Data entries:
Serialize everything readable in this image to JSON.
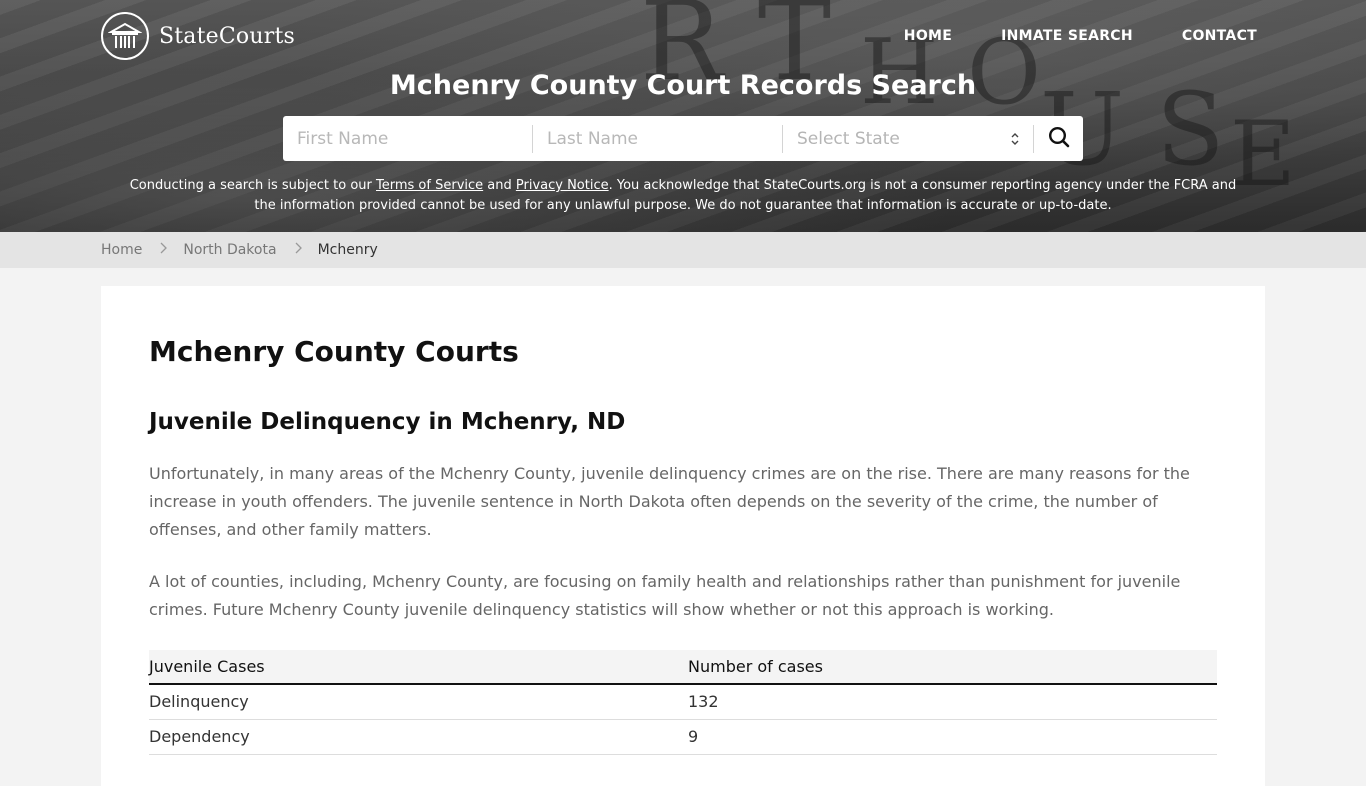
{
  "header": {
    "brand": "StateCourts",
    "nav": [
      {
        "label": "HOME"
      },
      {
        "label": "INMATE SEARCH"
      },
      {
        "label": "CONTACT"
      }
    ],
    "title": "Mchenry County Court Records Search"
  },
  "search": {
    "first_name_placeholder": "First Name",
    "last_name_placeholder": "Last Name",
    "state_select_value": "Select State",
    "search_icon": "search-icon"
  },
  "disclaimer": {
    "part1": "Conducting a search is subject to our ",
    "terms_link": "Terms of Service",
    "part2": " and ",
    "privacy_link": "Privacy Notice",
    "part3": ". You acknowledge that StateCourts.org is not a consumer reporting agency under the FCRA and the information provided cannot be used for any unlawful purpose. We do not guarantee that information is accurate or up-to-date."
  },
  "breadcrumb": [
    {
      "label": "Home"
    },
    {
      "label": "North Dakota"
    },
    {
      "label": "Mchenry"
    }
  ],
  "main": {
    "page_title": "Mchenry County Courts",
    "section_title": "Juvenile Delinquency in Mchenry, ND",
    "paragraphs": [
      "Unfortunately, in many areas of the Mchenry County, juvenile delinquency crimes are on the rise. There are many reasons for the increase in youth offenders. The juvenile sentence in North Dakota often depends on the severity of the crime, the number of offenses, and other family matters.",
      "A lot of counties, including, Mchenry County, are focusing on family health and relationships rather than punishment for juvenile crimes. Future Mchenry County juvenile delinquency statistics will show whether or not this approach is working."
    ],
    "table": {
      "headers": [
        "Juvenile Cases",
        "Number of cases"
      ],
      "rows": [
        [
          "Delinquency",
          "132"
        ],
        [
          "Dependency",
          "9"
        ]
      ]
    }
  },
  "colors": {
    "hero_overlay": "#3a3a3a",
    "breadcrumb_bg": "#e4e4e4",
    "page_bg": "#f3f3f3",
    "body_text": "#666666"
  }
}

# Exercise details:
Transcribe each entry above exactly, apart from the pictures.

# Response to the task:
Serialize everything readable in this image to JSON.
{
  "header": {
    "brand": "StateCourts",
    "nav": [
      {
        "label": "HOME"
      },
      {
        "label": "INMATE SEARCH"
      },
      {
        "label": "CONTACT"
      }
    ],
    "title": "Mchenry County Court Records Search"
  },
  "search": {
    "first_name_placeholder": "First Name",
    "last_name_placeholder": "Last Name",
    "state_select_value": "Select State",
    "search_icon": "search-icon"
  },
  "disclaimer": {
    "part1": "Conducting a search is subject to our ",
    "terms_link": "Terms of Service",
    "part2": " and ",
    "privacy_link": "Privacy Notice",
    "part3": ". You acknowledge that StateCourts.org is not a consumer reporting agency under the FCRA and the information provided cannot be used for any unlawful purpose. We do not guarantee that information is accurate or up-to-date."
  },
  "breadcrumb": [
    {
      "label": "Home"
    },
    {
      "label": "North Dakota"
    },
    {
      "label": "Mchenry"
    }
  ],
  "main": {
    "page_title": "Mchenry County Courts",
    "section_title": "Juvenile Delinquency in Mchenry, ND",
    "paragraphs": [
      "Unfortunately, in many areas of the Mchenry County, juvenile delinquency crimes are on the rise. There are many reasons for the increase in youth offenders. The juvenile sentence in North Dakota often depends on the severity of the crime, the number of offenses, and other family matters.",
      "A lot of counties, including, Mchenry County, are focusing on family health and relationships rather than punishment for juvenile crimes. Future Mchenry County juvenile delinquency statistics will show whether or not this approach is working."
    ],
    "table": {
      "headers": [
        "Juvenile Cases",
        "Number of cases"
      ],
      "rows": [
        [
          "Delinquency",
          "132"
        ],
        [
          "Dependency",
          "9"
        ]
      ]
    }
  },
  "colors": {
    "hero_overlay": "#3a3a3a",
    "breadcrumb_bg": "#e4e4e4",
    "page_bg": "#f3f3f3",
    "body_text": "#666666"
  }
}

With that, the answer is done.